**TASK STATEMENT**
Scan each line of the records for the word "perfectly" and extract the ones that have it.

**RECORD LIST**

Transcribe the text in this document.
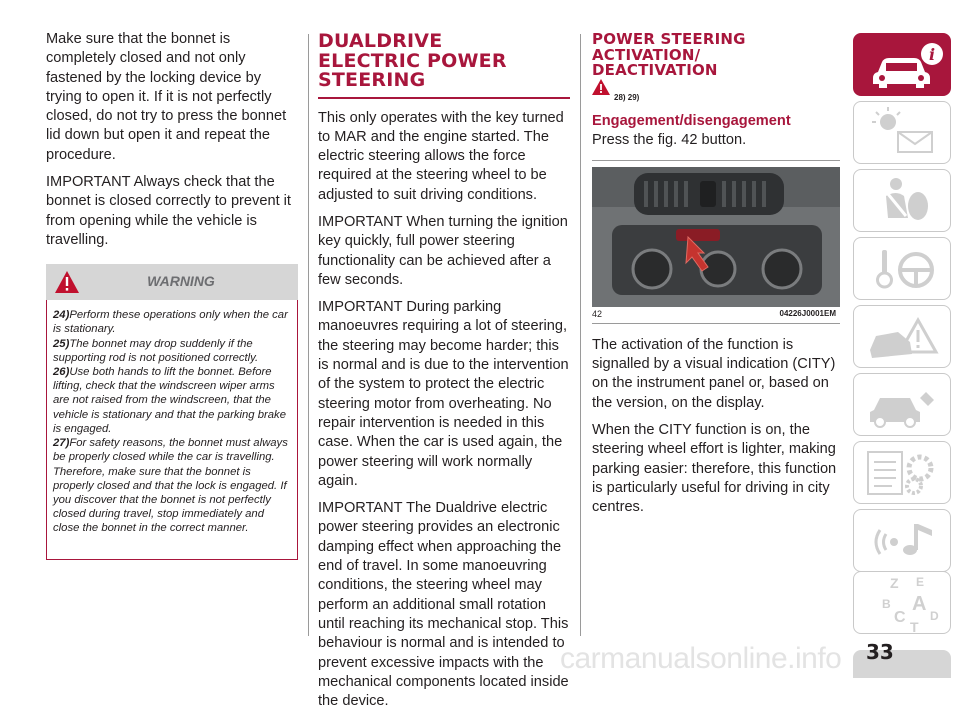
Make sure that the bonnet is completely closed and not only fastened by the locking device by trying to open it. If it is not perfectly closed, do not try to press the bonnet lid down but open it and repeat the procedure.

IMPORTANT Always check that the bonnet is closed correctly to prevent it from opening while the vehicle is travelling.

WARNING

24)Perform these operations only when the car is stationary.

25)The bonnet may drop suddenly if the supporting rod is not positioned correctly.

26)Use both hands to lift the bonnet. Before lifting, check that the windscreen wiper arms are not raised from the windscreen, that the vehicle is stationary and that the parking brake is engaged.

27)For safety reasons, the bonnet must always be properly closed while the car is travelling. Therefore, make sure that the bonnet is properly closed and that the lock is engaged. If you discover that the bonnet is not perfectly closed during travel, stop immediately and close the bonnet in the correct manner.

DUALDRIVE
ELECTRIC POWER
STEERING

This only operates with the key turned to MAR and the engine started. The electric steering allows the force required at the steering wheel to be adjusted to suit driving conditions.

IMPORTANT When turning the ignition key quickly, full power steering functionality can be achieved after a few seconds.

IMPORTANT During parking manoeuvres requiring a lot of steering, the steering may become harder; this is normal and is due to the intervention of the system to protect the electric steering motor from overheating. No repair intervention is needed in this case. When the car is used again, the power steering will work normally again.

IMPORTANT The Dualdrive electric power steering provides an electronic damping effect when approaching the end of travel. In some manoeuvring conditions, the steering wheel may perform an additional small rotation until reaching its mechanical stop. This behaviour is normal and is intended to prevent excessive impacts with the mechanical components located inside the device.

POWER STEERING
ACTIVATION/
DEACTIVATION
28) 29)
Engagement/disengagement

Press the fig. 42 button.

42	04226J0001EM

The activation of the function is signalled by a visual indication (CITY) on the instrument panel or, based on the version, on the display.

When the CITY function is on, the steering wheel effort is lighter, making parking easier: therefore, this function is particularly useful for driving in city centres.

i
Z E
B A
C D
T
33
carmanualsonline.info
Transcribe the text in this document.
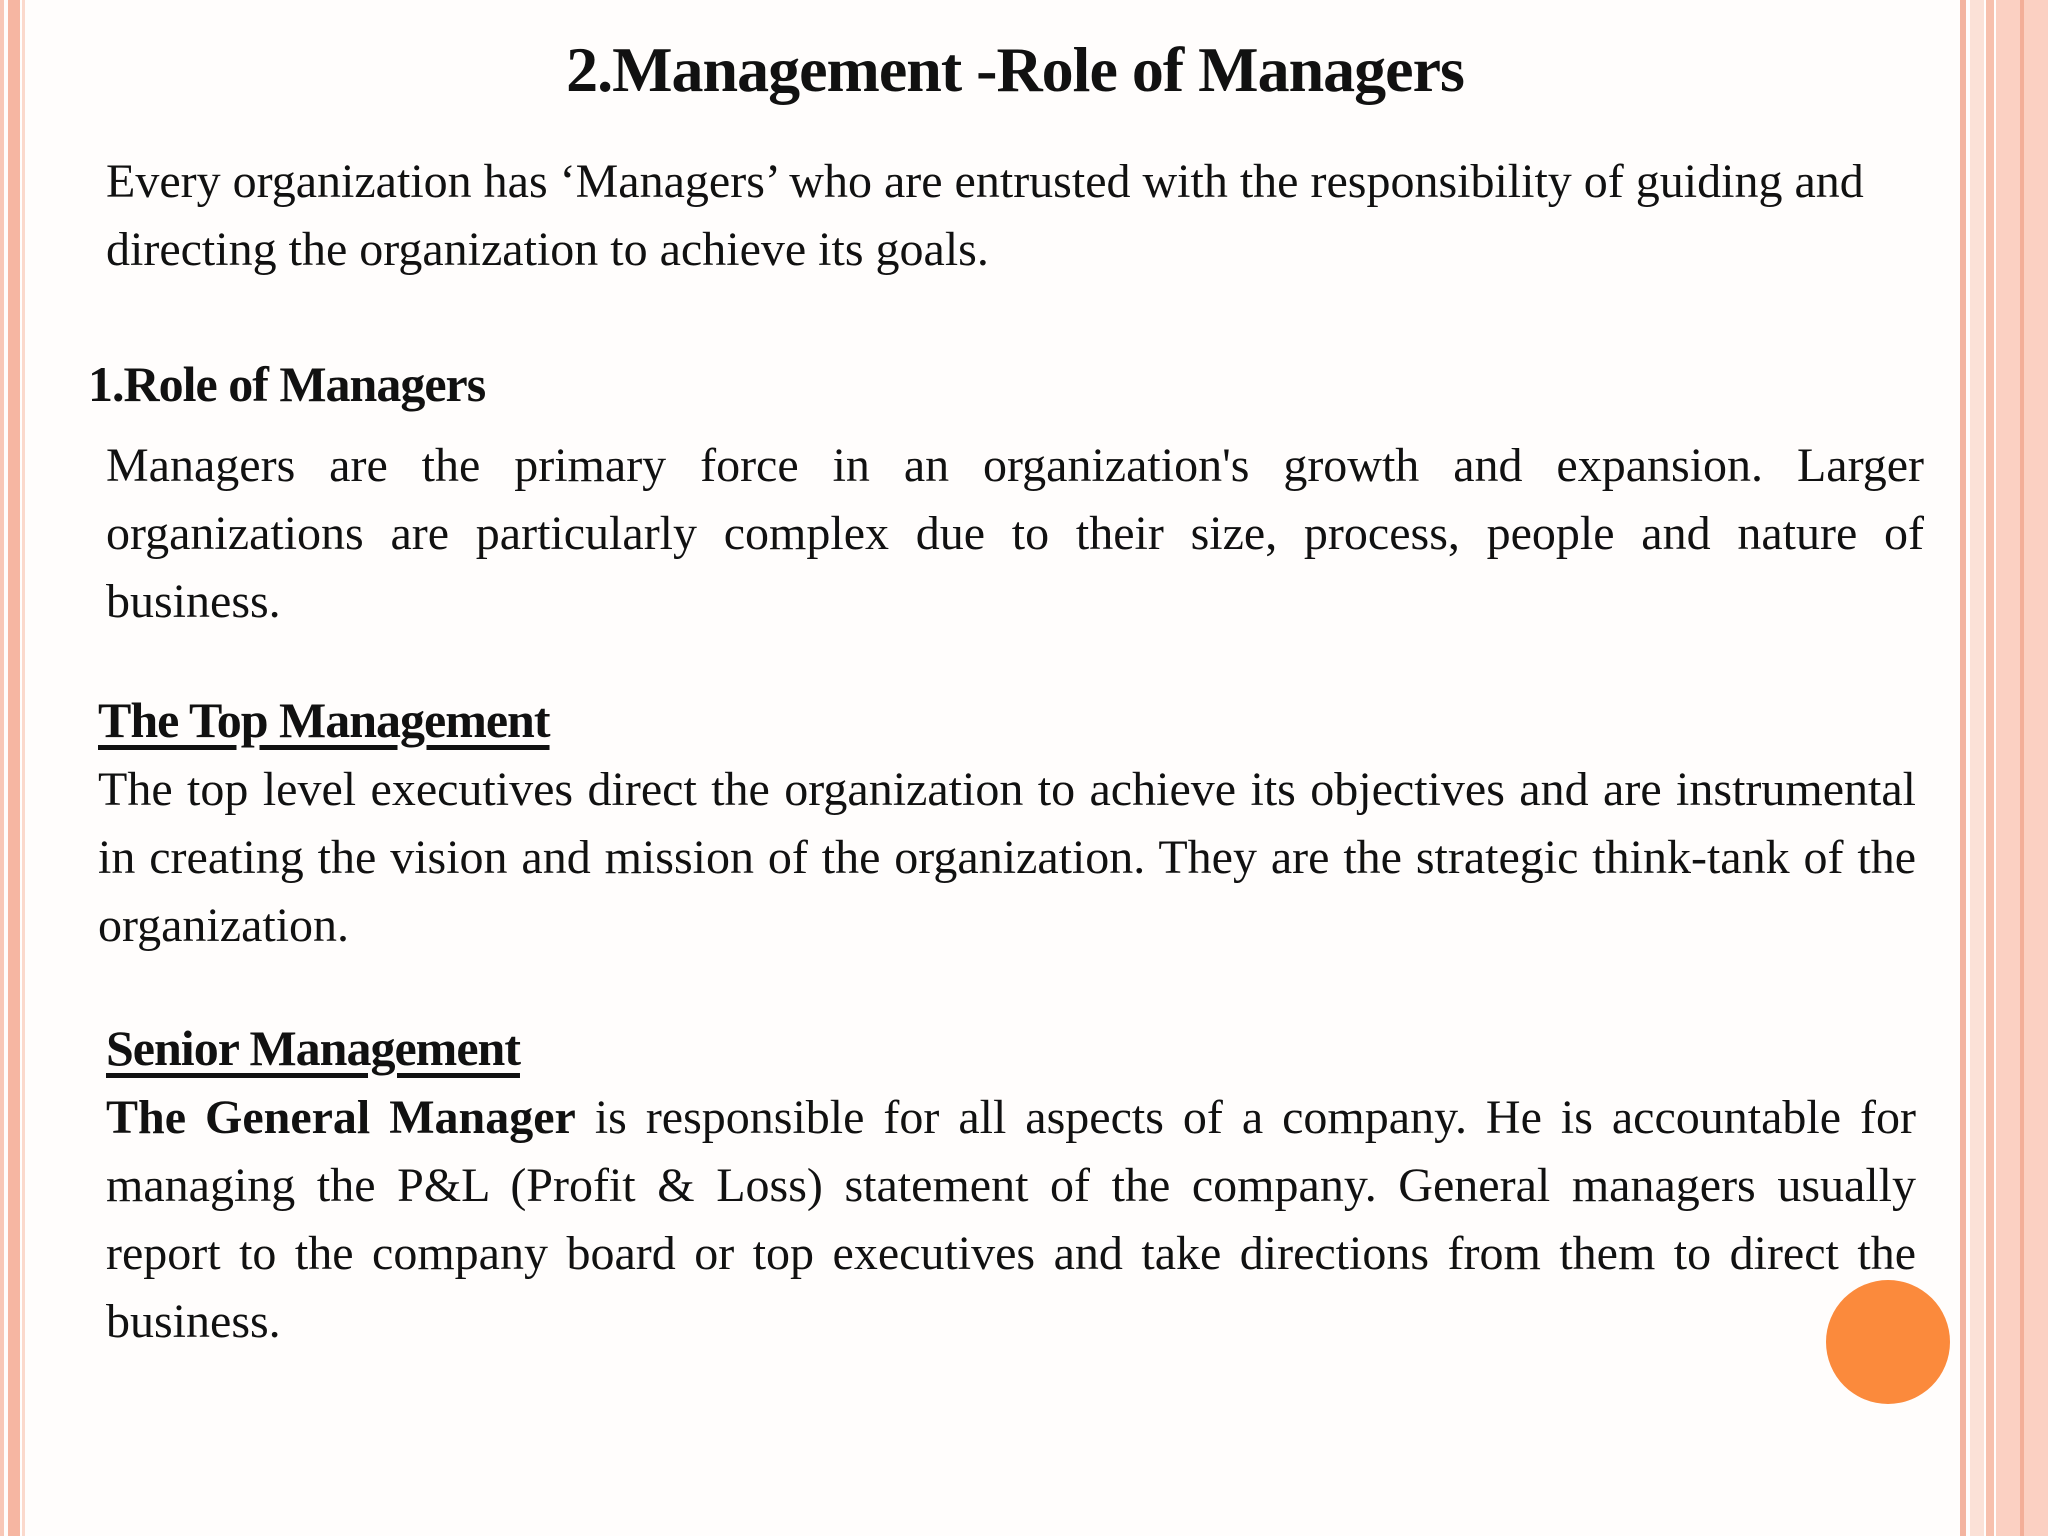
2.Management -Role of Managers

Every organization has ‘Managers’ who are entrusted with the responsibility of guiding and directing the organization to achieve its goals.

1.Role of Managers

Managers are the primary force in an organization's growth and expansion. Larger organizations are particularly complex due to their size, process, people and nature of business.

The Top Management

The top level executives direct the organization to achieve its objectives and are instrumental in creating the vision and mission of the organization. They are the strategic think-tank of the organization.

Senior Management

The General Manager is responsible for all aspects of a company. He is accountable for managing the P&L (Profit & Loss) statement of the company. General managers usually report to the company board or top executives and take directions from them to direct the business.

**OUTPUT FOR THIS TASK**
Make sure that the bonnet is completely closed and not only fastened by the locking device by trying to open it. If it is not perfectly closed, do not try to press the bonnet lid down but open it and repeat the procedure.
27)For safety reasons, the bonnet must always be properly closed while the car is travelling. Therefore, make sure that the bonnet is properly closed and that the lock is engaged. If you discover that the bonnet is not perfectly closed during travel, stop immediately and close the bonnet in the correct manner.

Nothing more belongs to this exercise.